Exercise directions - Find the string "request" in the data, then copy every line where it is found.
** start of Source material **
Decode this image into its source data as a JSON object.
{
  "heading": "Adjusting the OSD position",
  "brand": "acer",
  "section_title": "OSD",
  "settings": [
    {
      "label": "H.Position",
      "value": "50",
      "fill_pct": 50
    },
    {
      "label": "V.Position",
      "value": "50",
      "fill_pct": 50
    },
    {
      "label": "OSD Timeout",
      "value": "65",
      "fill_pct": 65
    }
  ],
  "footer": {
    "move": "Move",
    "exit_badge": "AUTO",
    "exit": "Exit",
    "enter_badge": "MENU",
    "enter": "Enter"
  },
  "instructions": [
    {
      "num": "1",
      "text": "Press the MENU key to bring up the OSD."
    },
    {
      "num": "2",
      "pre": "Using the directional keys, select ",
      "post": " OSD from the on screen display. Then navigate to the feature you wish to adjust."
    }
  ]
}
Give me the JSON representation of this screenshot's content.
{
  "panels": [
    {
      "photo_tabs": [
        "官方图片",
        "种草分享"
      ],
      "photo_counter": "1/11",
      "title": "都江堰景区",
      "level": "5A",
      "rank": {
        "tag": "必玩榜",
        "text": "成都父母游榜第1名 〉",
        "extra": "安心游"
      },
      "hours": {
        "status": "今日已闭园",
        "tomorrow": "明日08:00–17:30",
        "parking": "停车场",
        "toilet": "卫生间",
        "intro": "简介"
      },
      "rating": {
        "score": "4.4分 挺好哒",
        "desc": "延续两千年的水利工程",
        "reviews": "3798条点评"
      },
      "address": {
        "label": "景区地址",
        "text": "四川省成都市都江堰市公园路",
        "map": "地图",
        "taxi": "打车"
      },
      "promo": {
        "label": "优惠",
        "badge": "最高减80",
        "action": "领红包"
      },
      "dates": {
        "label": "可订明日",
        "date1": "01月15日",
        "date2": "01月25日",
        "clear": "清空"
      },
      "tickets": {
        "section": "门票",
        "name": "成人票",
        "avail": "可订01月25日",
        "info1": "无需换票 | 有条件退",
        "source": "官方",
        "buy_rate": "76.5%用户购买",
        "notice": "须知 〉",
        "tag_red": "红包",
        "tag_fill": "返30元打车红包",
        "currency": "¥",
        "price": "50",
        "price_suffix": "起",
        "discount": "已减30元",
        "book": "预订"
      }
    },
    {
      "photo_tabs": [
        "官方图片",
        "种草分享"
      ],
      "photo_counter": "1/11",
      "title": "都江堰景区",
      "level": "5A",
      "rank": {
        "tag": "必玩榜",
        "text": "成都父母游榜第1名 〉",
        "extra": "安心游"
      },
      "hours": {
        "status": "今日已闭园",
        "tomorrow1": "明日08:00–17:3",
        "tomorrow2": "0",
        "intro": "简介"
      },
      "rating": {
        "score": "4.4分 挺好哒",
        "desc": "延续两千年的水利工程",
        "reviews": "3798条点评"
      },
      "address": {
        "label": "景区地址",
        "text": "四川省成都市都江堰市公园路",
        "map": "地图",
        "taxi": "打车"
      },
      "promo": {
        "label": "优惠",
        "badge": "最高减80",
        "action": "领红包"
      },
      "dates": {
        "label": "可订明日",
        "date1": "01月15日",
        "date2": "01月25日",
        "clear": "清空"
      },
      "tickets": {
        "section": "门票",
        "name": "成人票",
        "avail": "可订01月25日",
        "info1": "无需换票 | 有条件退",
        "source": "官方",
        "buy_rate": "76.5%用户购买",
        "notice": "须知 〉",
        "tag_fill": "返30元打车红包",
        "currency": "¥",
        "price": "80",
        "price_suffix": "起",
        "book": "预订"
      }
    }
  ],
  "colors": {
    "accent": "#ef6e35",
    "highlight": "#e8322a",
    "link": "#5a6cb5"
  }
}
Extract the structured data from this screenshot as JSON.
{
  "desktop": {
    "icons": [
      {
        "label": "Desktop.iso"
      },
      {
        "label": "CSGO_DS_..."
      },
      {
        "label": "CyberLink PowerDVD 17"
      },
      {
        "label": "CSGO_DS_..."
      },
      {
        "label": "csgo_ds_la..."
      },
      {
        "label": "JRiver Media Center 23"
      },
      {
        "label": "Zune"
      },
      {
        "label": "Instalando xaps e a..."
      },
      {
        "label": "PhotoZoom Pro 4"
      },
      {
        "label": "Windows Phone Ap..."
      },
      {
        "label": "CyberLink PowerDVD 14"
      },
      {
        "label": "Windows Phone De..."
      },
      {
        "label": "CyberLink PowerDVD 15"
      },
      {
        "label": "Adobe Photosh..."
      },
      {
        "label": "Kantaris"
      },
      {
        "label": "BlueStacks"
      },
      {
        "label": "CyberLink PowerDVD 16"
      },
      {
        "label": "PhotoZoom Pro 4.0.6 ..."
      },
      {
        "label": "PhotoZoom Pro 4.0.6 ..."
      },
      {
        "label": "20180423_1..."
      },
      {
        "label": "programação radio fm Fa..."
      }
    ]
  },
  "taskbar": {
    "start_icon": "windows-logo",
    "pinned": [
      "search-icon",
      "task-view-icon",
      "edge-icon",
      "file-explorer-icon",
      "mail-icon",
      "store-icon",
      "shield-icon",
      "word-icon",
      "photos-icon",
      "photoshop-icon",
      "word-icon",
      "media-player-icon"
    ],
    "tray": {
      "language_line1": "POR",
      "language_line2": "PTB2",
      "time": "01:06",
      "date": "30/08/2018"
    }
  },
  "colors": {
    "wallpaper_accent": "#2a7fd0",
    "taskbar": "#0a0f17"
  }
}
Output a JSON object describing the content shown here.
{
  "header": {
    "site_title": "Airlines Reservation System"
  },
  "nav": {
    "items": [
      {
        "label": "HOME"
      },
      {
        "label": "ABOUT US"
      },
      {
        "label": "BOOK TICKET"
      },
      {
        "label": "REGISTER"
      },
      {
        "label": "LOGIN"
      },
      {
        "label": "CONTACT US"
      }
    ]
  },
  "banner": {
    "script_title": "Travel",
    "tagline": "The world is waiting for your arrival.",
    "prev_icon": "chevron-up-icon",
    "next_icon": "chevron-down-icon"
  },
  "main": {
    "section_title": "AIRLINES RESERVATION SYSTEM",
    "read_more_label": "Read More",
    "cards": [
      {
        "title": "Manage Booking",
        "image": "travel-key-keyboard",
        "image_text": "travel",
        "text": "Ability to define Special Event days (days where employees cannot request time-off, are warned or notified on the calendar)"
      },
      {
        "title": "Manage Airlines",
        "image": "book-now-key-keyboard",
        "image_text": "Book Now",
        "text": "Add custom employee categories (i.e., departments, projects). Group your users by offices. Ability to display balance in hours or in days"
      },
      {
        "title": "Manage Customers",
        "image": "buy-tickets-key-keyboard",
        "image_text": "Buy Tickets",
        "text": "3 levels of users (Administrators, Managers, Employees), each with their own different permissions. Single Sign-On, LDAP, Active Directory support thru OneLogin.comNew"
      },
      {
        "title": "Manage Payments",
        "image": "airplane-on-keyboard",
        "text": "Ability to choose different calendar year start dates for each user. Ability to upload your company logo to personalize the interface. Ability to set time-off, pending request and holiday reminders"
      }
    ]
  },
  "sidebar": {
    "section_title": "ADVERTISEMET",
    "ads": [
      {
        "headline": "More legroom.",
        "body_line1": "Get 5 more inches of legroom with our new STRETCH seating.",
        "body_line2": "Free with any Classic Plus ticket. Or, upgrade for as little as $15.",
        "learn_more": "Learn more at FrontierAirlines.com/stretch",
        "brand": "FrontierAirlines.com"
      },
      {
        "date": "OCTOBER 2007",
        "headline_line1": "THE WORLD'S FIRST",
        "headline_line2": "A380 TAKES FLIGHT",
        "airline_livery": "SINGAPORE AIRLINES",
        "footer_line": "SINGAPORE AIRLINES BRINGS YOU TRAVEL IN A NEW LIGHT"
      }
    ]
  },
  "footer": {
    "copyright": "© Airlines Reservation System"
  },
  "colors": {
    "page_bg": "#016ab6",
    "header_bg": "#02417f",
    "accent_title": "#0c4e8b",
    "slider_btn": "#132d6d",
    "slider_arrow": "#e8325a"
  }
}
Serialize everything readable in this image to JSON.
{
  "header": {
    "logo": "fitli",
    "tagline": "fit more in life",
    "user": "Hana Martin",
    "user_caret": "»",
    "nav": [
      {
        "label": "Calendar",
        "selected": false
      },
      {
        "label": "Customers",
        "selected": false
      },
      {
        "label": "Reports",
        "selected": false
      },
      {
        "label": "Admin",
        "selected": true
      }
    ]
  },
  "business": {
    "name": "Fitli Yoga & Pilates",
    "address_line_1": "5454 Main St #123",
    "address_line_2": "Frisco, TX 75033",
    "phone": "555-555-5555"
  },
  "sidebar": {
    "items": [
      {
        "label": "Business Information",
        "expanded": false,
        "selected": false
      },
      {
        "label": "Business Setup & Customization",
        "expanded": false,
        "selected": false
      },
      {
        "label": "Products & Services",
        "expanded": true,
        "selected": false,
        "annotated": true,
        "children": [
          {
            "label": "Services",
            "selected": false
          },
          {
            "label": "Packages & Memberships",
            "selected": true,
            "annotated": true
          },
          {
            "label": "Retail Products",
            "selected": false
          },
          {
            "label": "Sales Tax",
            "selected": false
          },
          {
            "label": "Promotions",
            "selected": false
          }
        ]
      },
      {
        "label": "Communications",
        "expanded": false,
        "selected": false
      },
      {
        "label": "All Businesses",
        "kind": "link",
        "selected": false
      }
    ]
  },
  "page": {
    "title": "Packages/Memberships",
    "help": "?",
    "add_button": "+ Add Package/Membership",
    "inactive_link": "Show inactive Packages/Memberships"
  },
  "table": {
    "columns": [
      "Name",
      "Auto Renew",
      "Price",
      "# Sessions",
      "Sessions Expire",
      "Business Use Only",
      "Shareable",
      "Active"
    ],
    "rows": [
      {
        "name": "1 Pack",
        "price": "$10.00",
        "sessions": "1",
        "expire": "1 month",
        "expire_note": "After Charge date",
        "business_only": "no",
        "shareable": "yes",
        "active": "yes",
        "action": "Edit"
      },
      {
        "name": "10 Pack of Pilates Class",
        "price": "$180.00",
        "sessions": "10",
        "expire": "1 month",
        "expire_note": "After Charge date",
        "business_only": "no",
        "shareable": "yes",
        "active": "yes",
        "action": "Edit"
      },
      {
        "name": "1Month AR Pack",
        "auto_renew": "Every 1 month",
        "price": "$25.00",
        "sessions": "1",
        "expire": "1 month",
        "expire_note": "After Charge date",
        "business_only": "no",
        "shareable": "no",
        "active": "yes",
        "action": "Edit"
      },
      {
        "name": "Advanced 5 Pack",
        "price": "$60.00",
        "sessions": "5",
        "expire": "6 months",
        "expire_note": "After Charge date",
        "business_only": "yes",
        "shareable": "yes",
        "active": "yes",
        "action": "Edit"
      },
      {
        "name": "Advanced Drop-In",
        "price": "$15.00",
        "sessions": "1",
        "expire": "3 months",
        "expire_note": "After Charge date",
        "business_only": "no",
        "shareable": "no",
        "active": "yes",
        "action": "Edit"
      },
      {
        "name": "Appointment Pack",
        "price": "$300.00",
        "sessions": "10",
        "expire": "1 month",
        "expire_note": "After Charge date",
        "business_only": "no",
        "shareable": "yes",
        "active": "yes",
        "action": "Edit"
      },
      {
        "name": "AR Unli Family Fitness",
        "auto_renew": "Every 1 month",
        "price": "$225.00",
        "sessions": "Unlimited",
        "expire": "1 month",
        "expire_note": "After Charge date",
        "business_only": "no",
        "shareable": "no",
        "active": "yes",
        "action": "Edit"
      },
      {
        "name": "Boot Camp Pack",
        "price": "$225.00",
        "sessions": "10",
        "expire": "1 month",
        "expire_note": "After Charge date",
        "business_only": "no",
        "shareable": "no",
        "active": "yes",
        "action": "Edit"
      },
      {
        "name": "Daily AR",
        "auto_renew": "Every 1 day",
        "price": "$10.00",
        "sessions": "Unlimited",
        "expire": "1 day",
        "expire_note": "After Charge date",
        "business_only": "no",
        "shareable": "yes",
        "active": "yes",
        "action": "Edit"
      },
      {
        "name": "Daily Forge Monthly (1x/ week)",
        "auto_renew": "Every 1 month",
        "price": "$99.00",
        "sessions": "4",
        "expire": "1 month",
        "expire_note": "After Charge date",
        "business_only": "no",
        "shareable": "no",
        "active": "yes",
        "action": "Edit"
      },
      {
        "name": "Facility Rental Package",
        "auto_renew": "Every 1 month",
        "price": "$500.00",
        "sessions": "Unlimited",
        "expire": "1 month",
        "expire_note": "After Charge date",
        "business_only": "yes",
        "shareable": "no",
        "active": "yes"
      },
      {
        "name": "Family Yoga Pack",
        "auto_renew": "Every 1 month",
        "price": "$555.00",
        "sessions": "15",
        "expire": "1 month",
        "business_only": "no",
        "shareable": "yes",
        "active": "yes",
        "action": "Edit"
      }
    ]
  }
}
** end of Source material **
Solution to this exercise -
        "text": "Ability to define Special Event days (days where employees cannot request time-off, are warned or notified on the calendar)"
        "text": "Ability to choose different calendar year start dates for each user. Ability to upload your company logo to personalize the interface. Ability to set time-off, pending request and holiday reminders"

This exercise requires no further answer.